[Description of the task]:
Leave the pictures out. Return all other data exactly.

[Raw records]:
────

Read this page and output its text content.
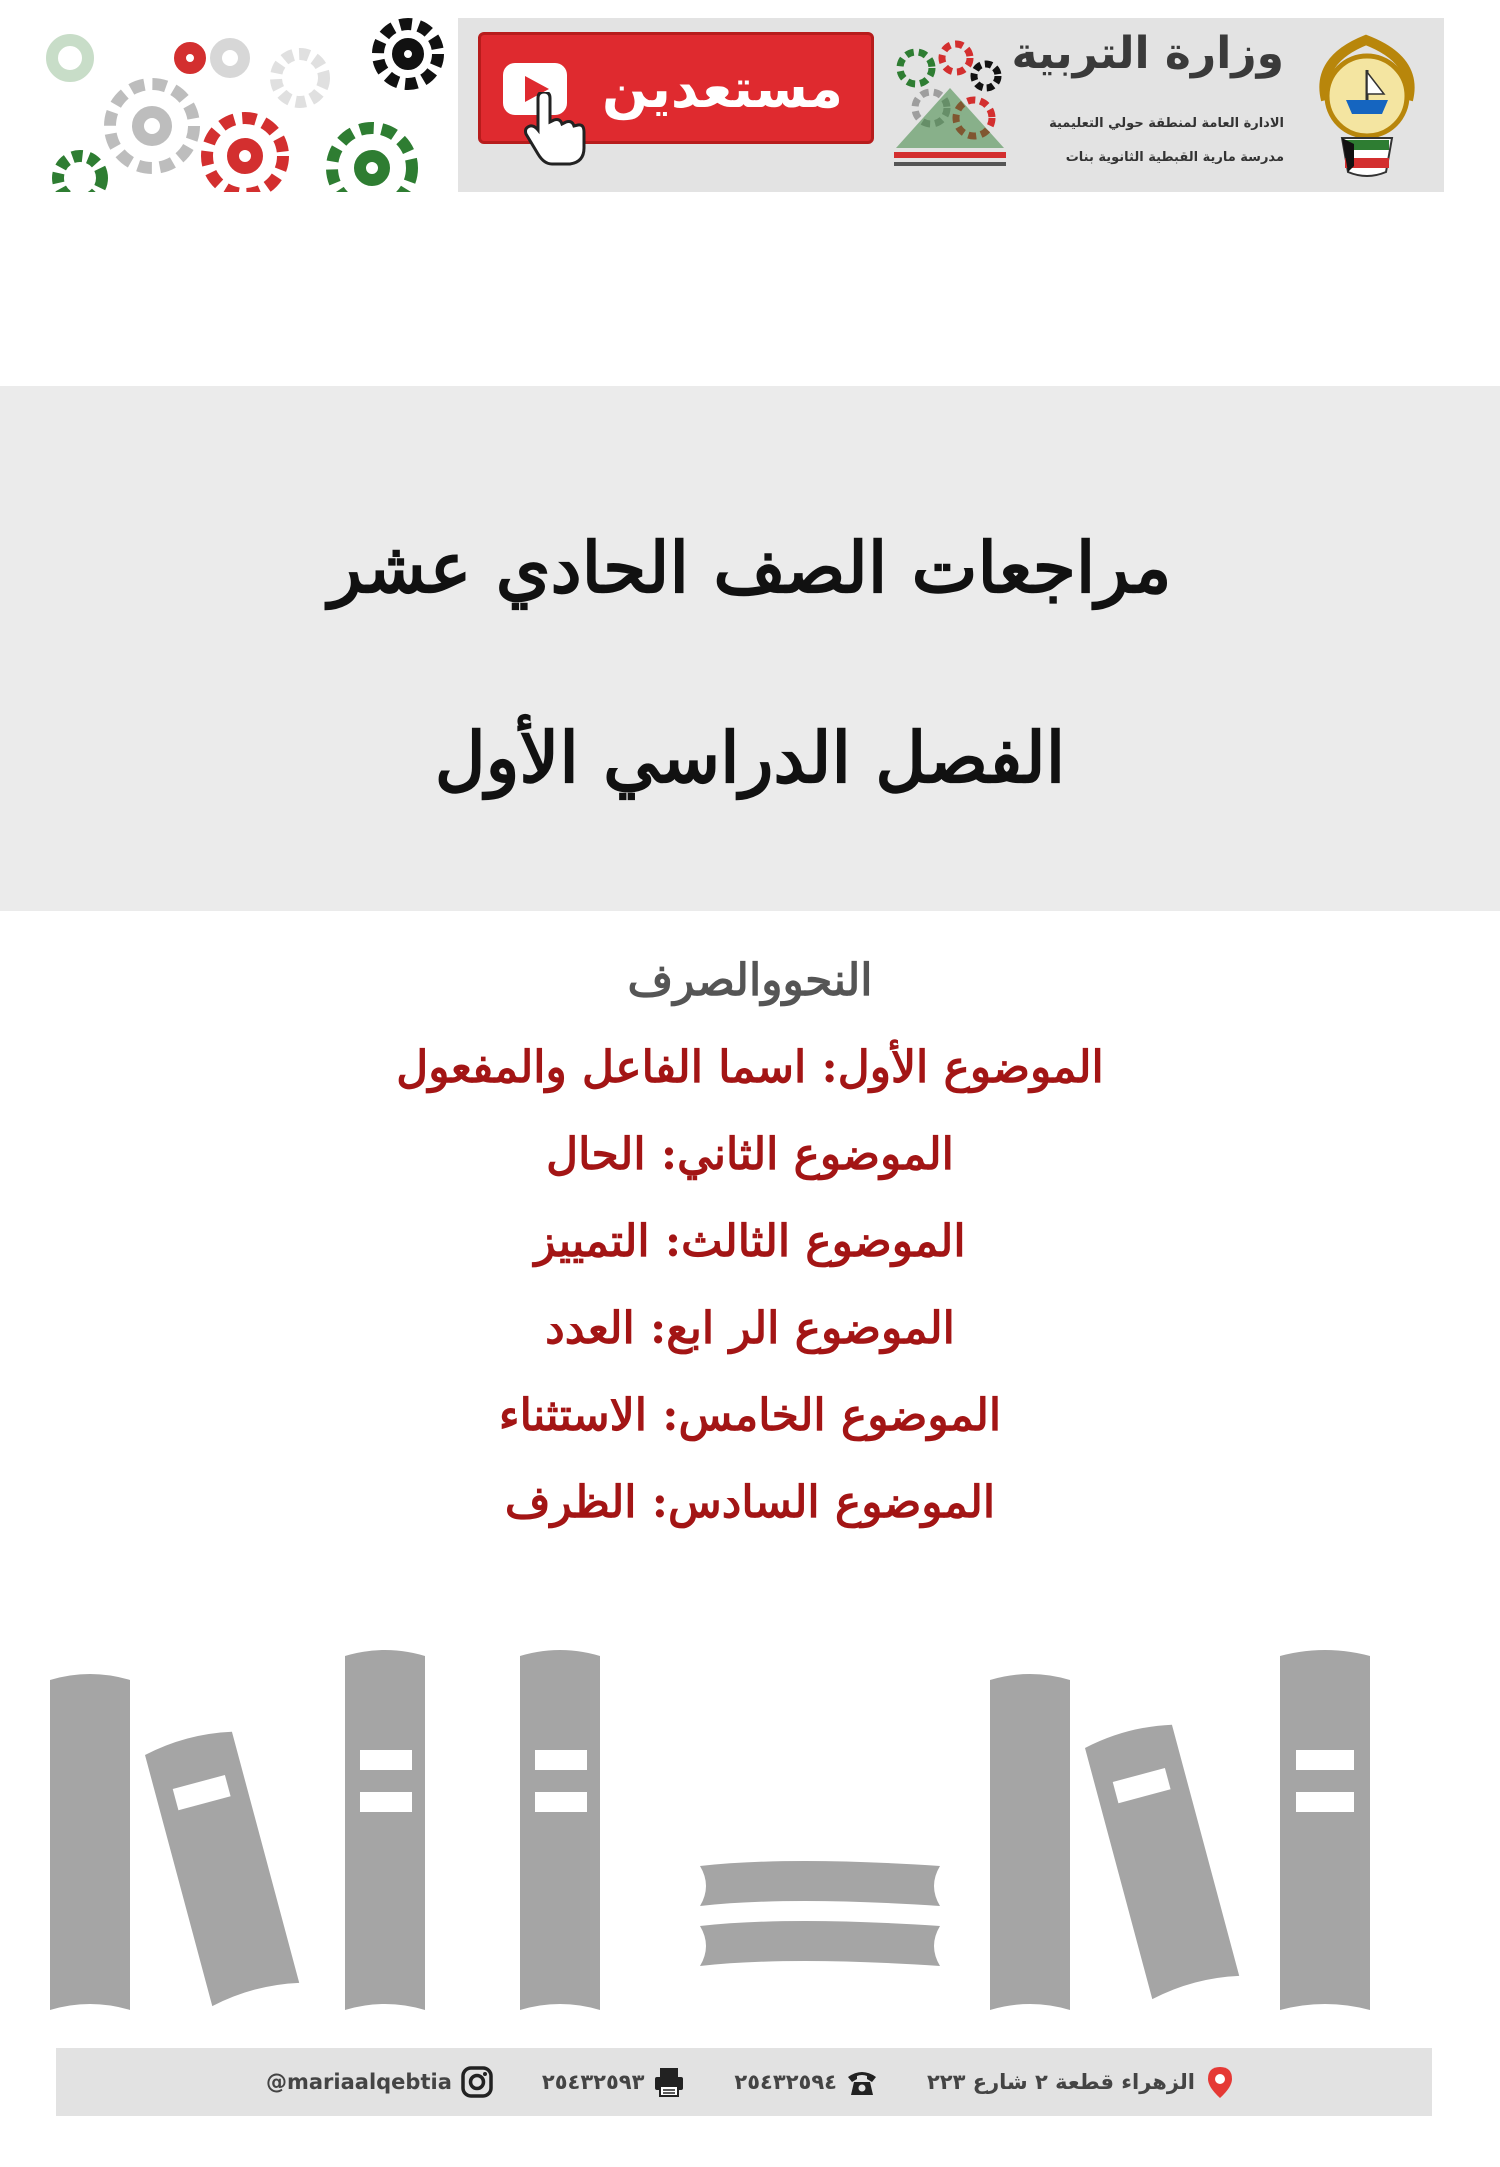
مستعدين
وزارة التربية
الادارة العامة لمنطقة حولي التعليمية
مدرسة مارية القبطية الثانوية بنات
مراجعات الصف الحادي عشر
الفصل الدراسي الأول
النحووالصرف
الموضوع الأول: اسما الفاعل والمفعول
الموضوع الثاني: الحال
الموضوع الثالث: التمييز
الموضوع الر ابع: العدد
الموضوع الخامس: الاستثناء
الموضوع السادس: الظرف
@mariaalqebtia	٢٥٤٣٢٥٩٣	٢٥٤٣٢٥٩٤	الزهراء قطعة ٢ شارع ٢٢٣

────

[Finished exercise]:
Read this page and output its text content.
مستعدين
وزارة التربية
الادارة العامة لمنطقة حولي التعليمية
مدرسة مارية القبطية الثانوية بنات
مراجعات الصف الحادي عشر
الفصل الدراسي الأول
النحووالصرف
الموضوع الأول: اسما الفاعل والمفعول
الموضوع الثاني: الحال
الموضوع الثالث: التمييز
الموضوع الر ابع: العدد
الموضوع الخامس: الاستثناء
الموضوع السادس: الظرف
@mariaalqebtia	٢٥٤٣٢٥٩٣	٢٥٤٣٢٥٩٤	الزهراء قطعة ٢ شارع ٢٢٣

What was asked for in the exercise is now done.